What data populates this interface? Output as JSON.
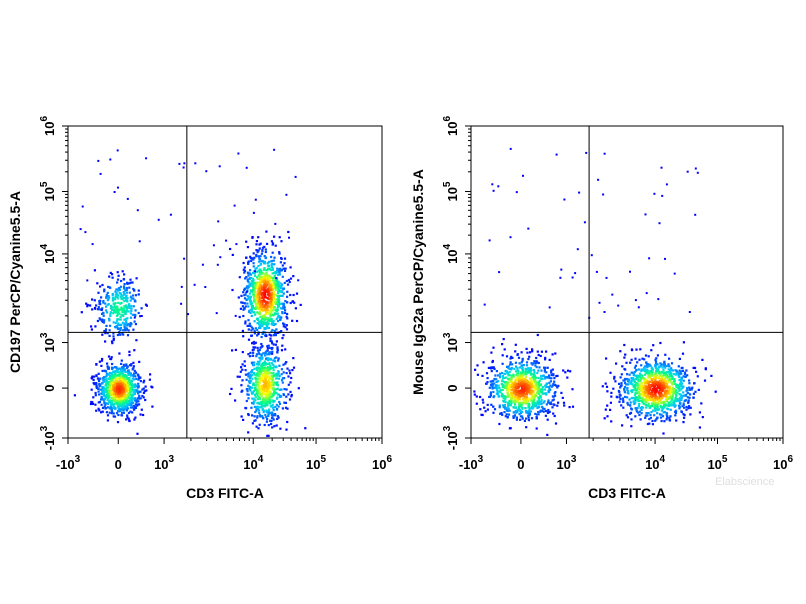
{
  "watermark": "Elabscience",
  "chart_data": [
    {
      "type": "scatter",
      "subtype": "flow-cytometry-density-dot-plot",
      "xlabel": "CD3 FITC-A",
      "ylabel": "CD197 PerCP/Cyanine5.5-A",
      "x_scale": "biexponential",
      "y_scale": "biexponential",
      "x_ticks": [
        {
          "value": -1000,
          "label": "-10",
          "exp": "3"
        },
        {
          "value": 0,
          "label": "0",
          "exp": ""
        },
        {
          "value": 1000,
          "label": "10",
          "exp": "3"
        },
        {
          "value": 10000,
          "label": "10",
          "exp": "4"
        },
        {
          "value": 100000,
          "label": "10",
          "exp": "5"
        },
        {
          "value": 1000000,
          "label": "10",
          "exp": "6"
        }
      ],
      "y_ticks": [
        {
          "value": -1000,
          "label": "-10",
          "exp": "3"
        },
        {
          "value": 0,
          "label": "0",
          "exp": ""
        },
        {
          "value": 1000,
          "label": "10",
          "exp": "3"
        },
        {
          "value": 10000,
          "label": "10",
          "exp": "4"
        },
        {
          "value": 100000,
          "label": "10",
          "exp": "5"
        },
        {
          "value": 1000000,
          "label": "10",
          "exp": "6"
        }
      ],
      "xlim": [
        -1000,
        1000000
      ],
      "ylim": [
        -1000,
        1000000
      ],
      "quadrant_gate": {
        "x": 1800,
        "y": 1300
      },
      "populations": [
        {
          "x": 0,
          "y": 0,
          "note": "CD3- CD197-"
        },
        {
          "x": 0,
          "y": 2500,
          "note": "CD3- CD197+"
        },
        {
          "x": 15000,
          "y": 3500,
          "note": "CD3+ CD197+"
        },
        {
          "x": 15000,
          "y": 100,
          "note": "CD3+ CD197-"
        }
      ],
      "density_colormap": [
        "#0000ff",
        "#00c8ff",
        "#00ff80",
        "#ffff00",
        "#ff8000",
        "#ff0000"
      ]
    },
    {
      "type": "scatter",
      "subtype": "flow-cytometry-density-dot-plot",
      "xlabel": "CD3 FITC-A",
      "ylabel": "Mouse IgG2a PerCP/Cyanine5.5-A",
      "x_scale": "biexponential",
      "y_scale": "biexponential",
      "x_ticks": [
        {
          "value": -1000,
          "label": "-10",
          "exp": "3"
        },
        {
          "value": 0,
          "label": "0",
          "exp": ""
        },
        {
          "value": 1000,
          "label": "10",
          "exp": "3"
        },
        {
          "value": 10000,
          "label": "10",
          "exp": "4"
        },
        {
          "value": 100000,
          "label": "10",
          "exp": "5"
        },
        {
          "value": 1000000,
          "label": "10",
          "exp": "6"
        }
      ],
      "y_ticks": [
        {
          "value": -1000,
          "label": "-10",
          "exp": "3"
        },
        {
          "value": 0,
          "label": "0",
          "exp": ""
        },
        {
          "value": 1000,
          "label": "10",
          "exp": "3"
        },
        {
          "value": 10000,
          "label": "10",
          "exp": "4"
        },
        {
          "value": 100000,
          "label": "10",
          "exp": "5"
        },
        {
          "value": 1000000,
          "label": "10",
          "exp": "6"
        }
      ],
      "xlim": [
        -1000,
        1000000
      ],
      "ylim": [
        -1000,
        1000000
      ],
      "quadrant_gate": {
        "x": 1800,
        "y": 1300
      },
      "populations": [
        {
          "x": 0,
          "y": 0,
          "note": "CD3- isotype"
        },
        {
          "x": 10000,
          "y": 0,
          "note": "CD3+ isotype"
        }
      ],
      "density_colormap": [
        "#0000ff",
        "#00c8ff",
        "#00ff80",
        "#ffff00",
        "#ff8000",
        "#ff0000"
      ]
    }
  ]
}
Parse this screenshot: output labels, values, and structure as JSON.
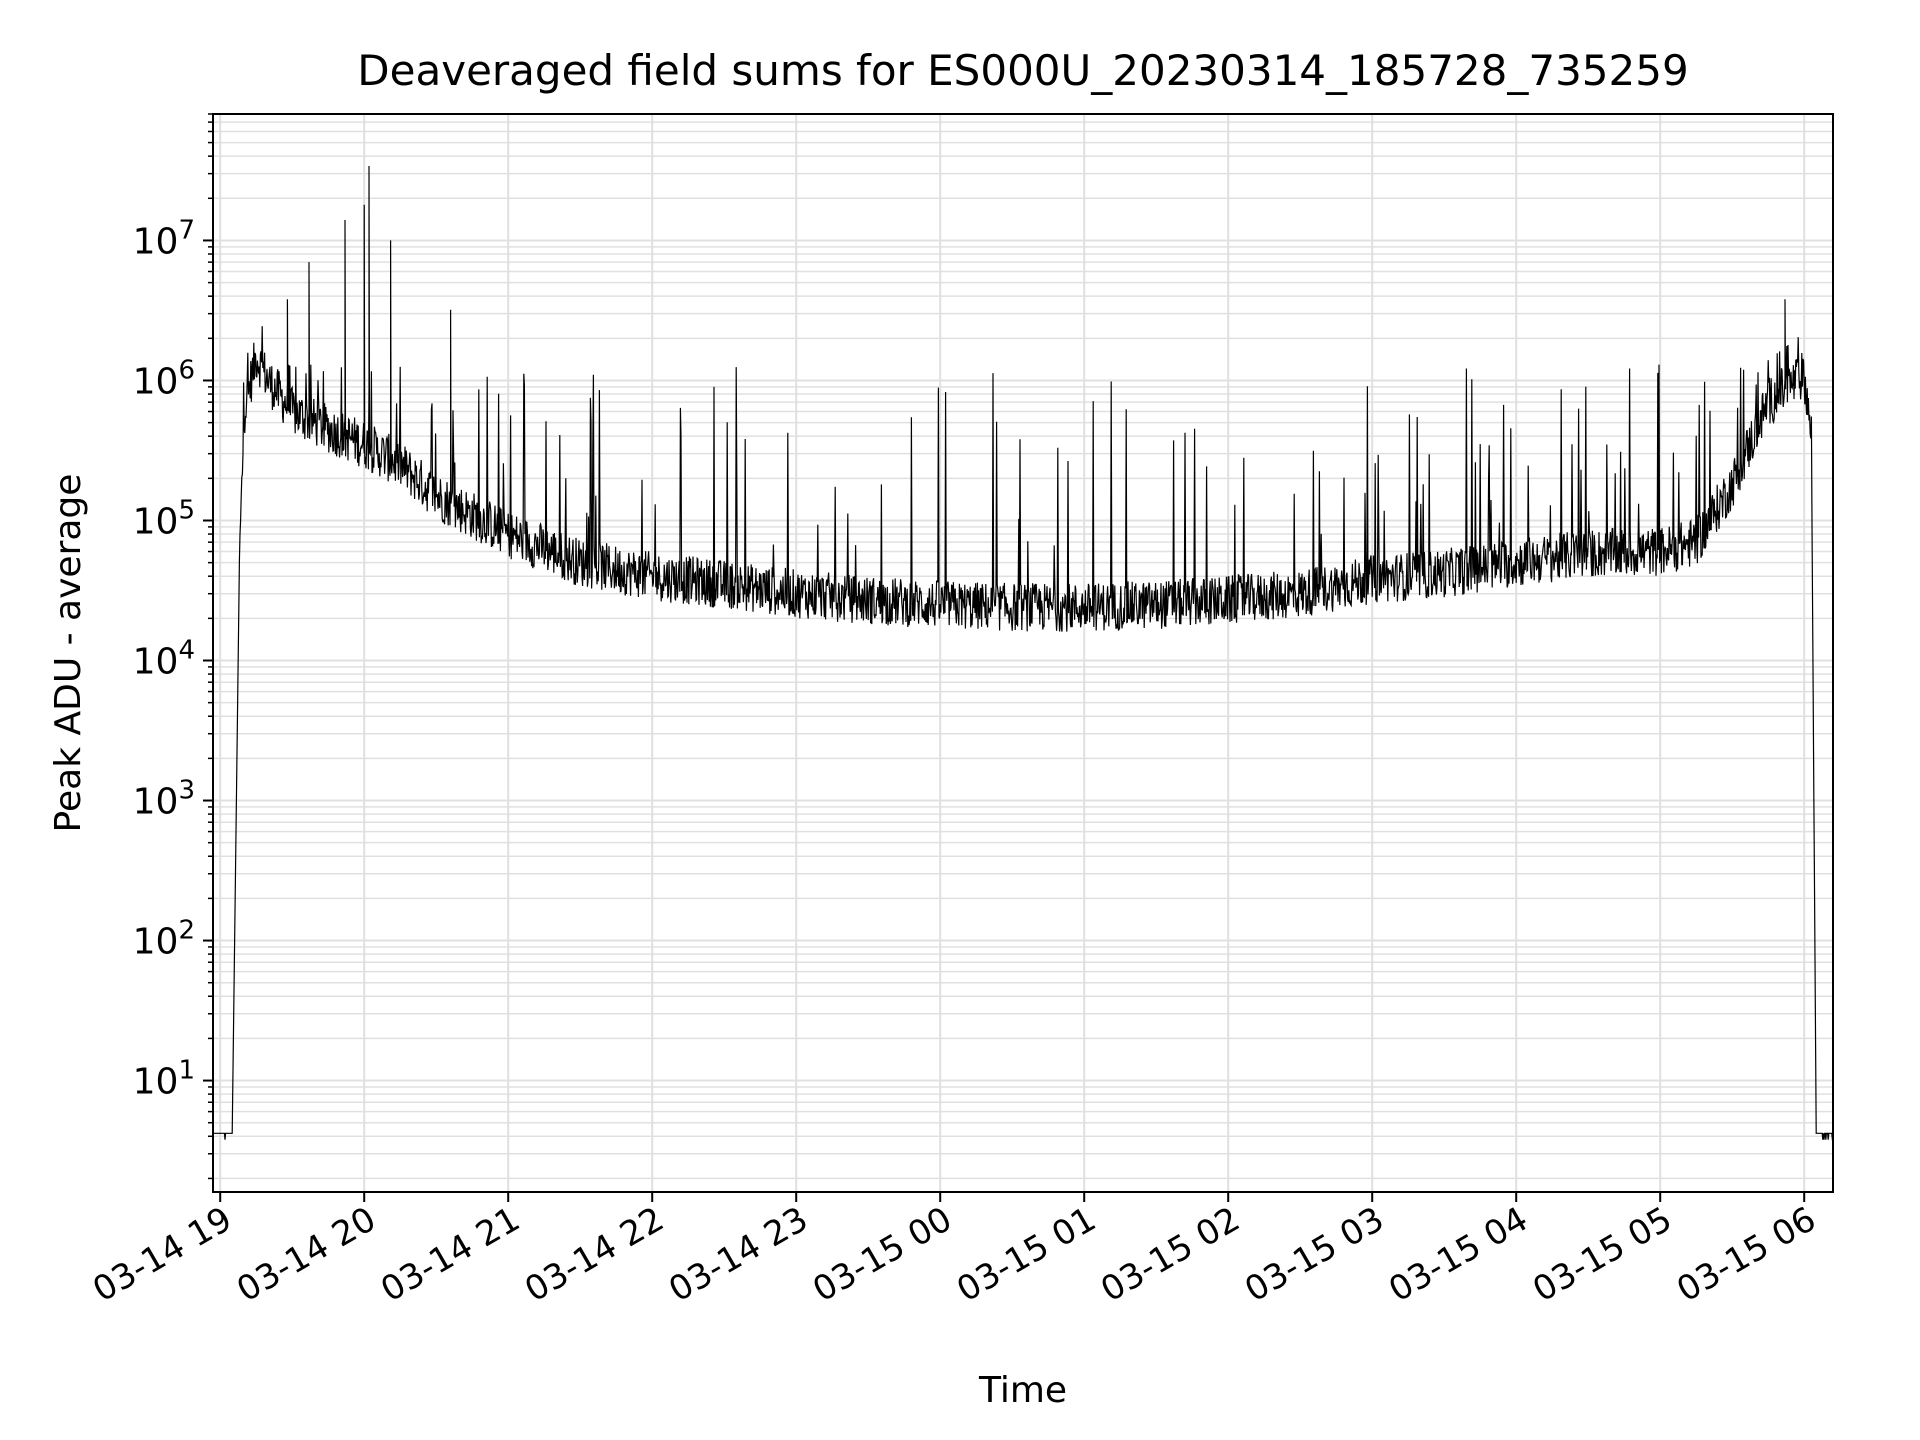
{
  "chart_data": {
    "type": "line",
    "title": "Deaveraged field sums for ES000U_20230314_185728_735259",
    "xlabel": "Time",
    "ylabel": "Peak ADU - average",
    "y_scale": "log",
    "ylim": [
      1.6,
      80000000
    ],
    "xlim": [
      "03-14 18:57",
      "03-15 06:12"
    ],
    "grid": true,
    "line_color": "#000000",
    "grid_color": "#e0e0e0",
    "x_ticks": [
      "03-14 19",
      "03-14 20",
      "03-14 21",
      "03-14 22",
      "03-14 23",
      "03-15 00",
      "03-15 01",
      "03-15 02",
      "03-15 03",
      "03-15 04",
      "03-15 05",
      "03-15 06"
    ],
    "y_ticks": [
      {
        "base": "10",
        "exp": "1",
        "value": 10
      },
      {
        "base": "10",
        "exp": "2",
        "value": 100
      },
      {
        "base": "10",
        "exp": "3",
        "value": 1000
      },
      {
        "base": "10",
        "exp": "4",
        "value": 10000
      },
      {
        "base": "10",
        "exp": "5",
        "value": 100000
      },
      {
        "base": "10",
        "exp": "6",
        "value": 1000000
      },
      {
        "base": "10",
        "exp": "7",
        "value": 10000000
      }
    ],
    "series": [
      {
        "x": [
          "03-14 18:57",
          "03-14 19:05",
          "03-14 19:08",
          "03-14 19:10",
          "03-14 19:15",
          "03-14 19:20",
          "03-14 19:30",
          "03-14 19:45",
          "03-14 20:00",
          "03-14 20:15",
          "03-14 20:30",
          "03-14 21:00",
          "03-14 21:30",
          "03-14 22:00",
          "03-14 22:30",
          "03-14 23:00",
          "03-14 23:30",
          "03-15 00:00",
          "03-15 00:30",
          "03-15 01:00",
          "03-15 01:30",
          "03-15 02:00",
          "03-15 02:30",
          "03-15 03:00",
          "03-15 03:30",
          "03-15 04:00",
          "03-15 04:30",
          "03-15 05:00",
          "03-15 05:15",
          "03-15 05:30",
          "03-15 05:45",
          "03-15 06:00",
          "03-15 06:03",
          "03-15 06:05",
          "03-15 06:12"
        ],
        "baseline": [
          4.2,
          4.2,
          50000,
          600000,
          1500000,
          1000000,
          600000,
          450000,
          350000,
          250000,
          150000,
          80000,
          50000,
          40000,
          35000,
          30000,
          27000,
          25000,
          24000,
          24000,
          25000,
          27000,
          30000,
          38000,
          42000,
          50000,
          58000,
          60000,
          70000,
          180000,
          700000,
          1100000,
          400000,
          4.2,
          4.2
        ],
        "peaks": [
          {
            "x": "03-14 19:28",
            "y": 3800000
          },
          {
            "x": "03-14 19:37",
            "y": 7000000
          },
          {
            "x": "03-14 19:52",
            "y": 14000000
          },
          {
            "x": "03-14 20:00",
            "y": 18000000
          },
          {
            "x": "03-14 20:02",
            "y": 34000000
          },
          {
            "x": "03-14 20:11",
            "y": 10000000
          },
          {
            "x": "03-14 20:36",
            "y": 3200000
          },
          {
            "x": "03-15 05:52",
            "y": 3800000
          }
        ],
        "spike_top_max": 1300000
      }
    ]
  }
}
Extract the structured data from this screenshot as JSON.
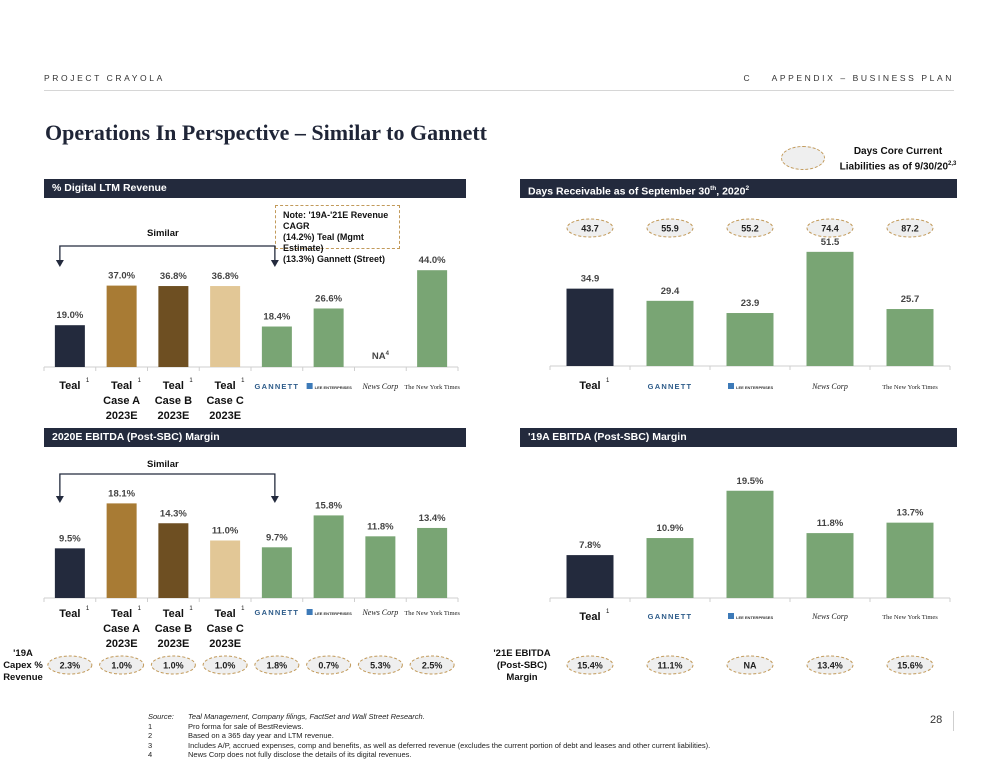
{
  "header": {
    "project": "PROJECT CRAYOLA",
    "section": "C    APPENDIX – BUSINESS PLAN"
  },
  "title": "Operations In Perspective – Similar to Gannett",
  "legend": {
    "label": "Days Core Current Liabilities as of 9/30/20",
    "label_line1": "Days Core Current",
    "label_line2": "Liabilities as of 9/30/20",
    "superscript": "2,3"
  },
  "panels": {
    "digital": {
      "header": "% Digital LTM Revenue",
      "similar_label": "Similar",
      "note_lines": [
        "Note: '19A-'21E Revenue CAGR",
        "(14.2%) Teal (Mgmt Estimate)",
        "(13.3%) Gannett (Street)"
      ]
    },
    "days": {
      "header": "Days Receivable as of September 30",
      "header_sup1": "th",
      "header_mid": ", 2020",
      "header_sup2": "2"
    },
    "ebitda2020": {
      "header": "2020E EBITDA (Post-SBC) Margin",
      "similar_label": "Similar",
      "row_label_lines": [
        "'19A",
        "Capex %",
        "Revenue"
      ]
    },
    "ebitda2019": {
      "header": "'19A EBITDA (Post-SBC) Margin",
      "row_label_lines": [
        "'21E EBITDA",
        "(Post-SBC)",
        "Margin"
      ]
    }
  },
  "colors": {
    "navy": "#232a3d",
    "gold": "#a87b34",
    "brown": "#6e4f22",
    "tan": "#e2c796",
    "green": "#79a574",
    "ellipse_border": "#c29a5a",
    "ellipse_fill": "#efefef"
  },
  "chart_data": [
    {
      "type": "bar",
      "title": "% Digital LTM Revenue",
      "categories": [
        "Teal",
        "Teal Case A 2023E",
        "Teal Case B 2023E",
        "Teal Case C 2023E",
        "Gannett",
        "Lee Enterprises",
        "News Corp",
        "The New York Times"
      ],
      "category_lines": [
        [
          "Teal"
        ],
        [
          "Teal",
          "Case A",
          "2023E"
        ],
        [
          "Teal",
          "Case B",
          "2023E"
        ],
        [
          "Teal",
          "Case C",
          "2023E"
        ],
        [
          "GANNETT"
        ],
        [
          "LEE ENTERPRISES"
        ],
        [
          "News Corp"
        ],
        [
          "The New York Times"
        ]
      ],
      "category_footnotes": [
        "1",
        "1",
        "1",
        "1",
        "",
        "",
        "",
        ""
      ],
      "values": [
        19.0,
        37.0,
        36.8,
        36.8,
        18.4,
        26.6,
        null,
        44.0
      ],
      "labels": [
        "19.0%",
        "37.0%",
        "36.8%",
        "36.8%",
        "18.4%",
        "26.6%",
        "NA",
        "44.0%"
      ],
      "label_footnotes": [
        "",
        "",
        "",
        "",
        "",
        "",
        "4",
        ""
      ],
      "colors": [
        "navy",
        "gold",
        "brown",
        "tan",
        "green",
        "green",
        "green",
        "green"
      ],
      "annotation": "Similar (Teal vs Gannett)",
      "ylim": [
        0,
        50
      ]
    },
    {
      "type": "bar",
      "title": "Days Receivable as of September 30th, 2020",
      "categories": [
        "Teal",
        "Gannett",
        "Lee Enterprises",
        "News Corp",
        "The New York Times"
      ],
      "category_lines": [
        [
          "Teal"
        ],
        [
          "GANNETT"
        ],
        [
          "LEE ENTERPRISES"
        ],
        [
          "News Corp"
        ],
        [
          "The New York Times"
        ]
      ],
      "category_footnotes": [
        "1",
        "",
        "",
        "",
        ""
      ],
      "values": [
        34.9,
        29.4,
        23.9,
        51.5,
        25.7
      ],
      "labels": [
        "34.9",
        "29.4",
        "23.9",
        "51.5",
        "25.7"
      ],
      "colors": [
        "navy",
        "green",
        "green",
        "green",
        "green"
      ],
      "secondary_series": {
        "name": "Days Core Current Liabilities as of 9/30/20",
        "labels": [
          "43.7",
          "55.9",
          "55.2",
          "74.4",
          "87.2"
        ]
      },
      "ylim": [
        0,
        60
      ]
    },
    {
      "type": "bar",
      "title": "2020E EBITDA (Post-SBC) Margin",
      "categories": [
        "Teal",
        "Teal Case A 2023E",
        "Teal Case B 2023E",
        "Teal Case C 2023E",
        "Gannett",
        "Lee Enterprises",
        "News Corp",
        "The New York Times"
      ],
      "category_lines": [
        [
          "Teal"
        ],
        [
          "Teal",
          "Case A",
          "2023E"
        ],
        [
          "Teal",
          "Case B",
          "2023E"
        ],
        [
          "Teal",
          "Case C",
          "2023E"
        ],
        [
          "GANNETT"
        ],
        [
          "LEE ENTERPRISES"
        ],
        [
          "News Corp"
        ],
        [
          "The New York Times"
        ]
      ],
      "category_footnotes": [
        "1",
        "1",
        "1",
        "1",
        "",
        "",
        "",
        ""
      ],
      "values": [
        9.5,
        18.1,
        14.3,
        11.0,
        9.7,
        15.8,
        11.8,
        13.4
      ],
      "labels": [
        "9.5%",
        "18.1%",
        "14.3%",
        "11.0%",
        "9.7%",
        "15.8%",
        "11.8%",
        "13.4%"
      ],
      "colors": [
        "navy",
        "gold",
        "brown",
        "tan",
        "green",
        "green",
        "green",
        "green"
      ],
      "annotation": "Similar (Teal vs Gannett)",
      "secondary_series": {
        "name": "'19A Capex % Revenue",
        "labels": [
          "2.3%",
          "1.0%",
          "1.0%",
          "1.0%",
          "1.8%",
          "0.7%",
          "5.3%",
          "2.5%"
        ]
      },
      "ylim": [
        0,
        22
      ]
    },
    {
      "type": "bar",
      "title": "'19A EBITDA (Post-SBC) Margin",
      "categories": [
        "Teal",
        "Gannett",
        "Lee Enterprises",
        "News Corp",
        "The New York Times"
      ],
      "category_lines": [
        [
          "Teal"
        ],
        [
          "GANNETT"
        ],
        [
          "LEE ENTERPRISES"
        ],
        [
          "News Corp"
        ],
        [
          "The New York Times"
        ]
      ],
      "category_footnotes": [
        "1",
        "",
        "",
        "",
        ""
      ],
      "values": [
        7.8,
        10.9,
        19.5,
        11.8,
        13.7
      ],
      "labels": [
        "7.8%",
        "10.9%",
        "19.5%",
        "11.8%",
        "13.7%"
      ],
      "colors": [
        "navy",
        "green",
        "green",
        "green",
        "green"
      ],
      "secondary_series": {
        "name": "'21E EBITDA (Post-SBC) Margin",
        "labels": [
          "15.4%",
          "11.1%",
          "NA",
          "13.4%",
          "15.6%"
        ]
      },
      "ylim": [
        0,
        24
      ]
    }
  ],
  "footnotes": [
    {
      "key": "Source:",
      "text": "Teal Management, Company filings, FactSet and Wall Street Research."
    },
    {
      "key": "1",
      "text": "Pro forma for sale of BestReviews."
    },
    {
      "key": "2",
      "text": "Based on a 365 day year and LTM revenue."
    },
    {
      "key": "3",
      "text": "Includes A/P, accrued expenses, comp and benefits, as well as deferred revenue (excludes the current portion of debt and leases and other current liabilities)."
    },
    {
      "key": "4",
      "text": "News Corp does not fully disclose the details of its digital revenues."
    }
  ],
  "page_number": "28"
}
※ ※ ※
▶ What is asked:
Give only the number of lines in the data that hold the word "Core".

▶ Solution to the exercise:
3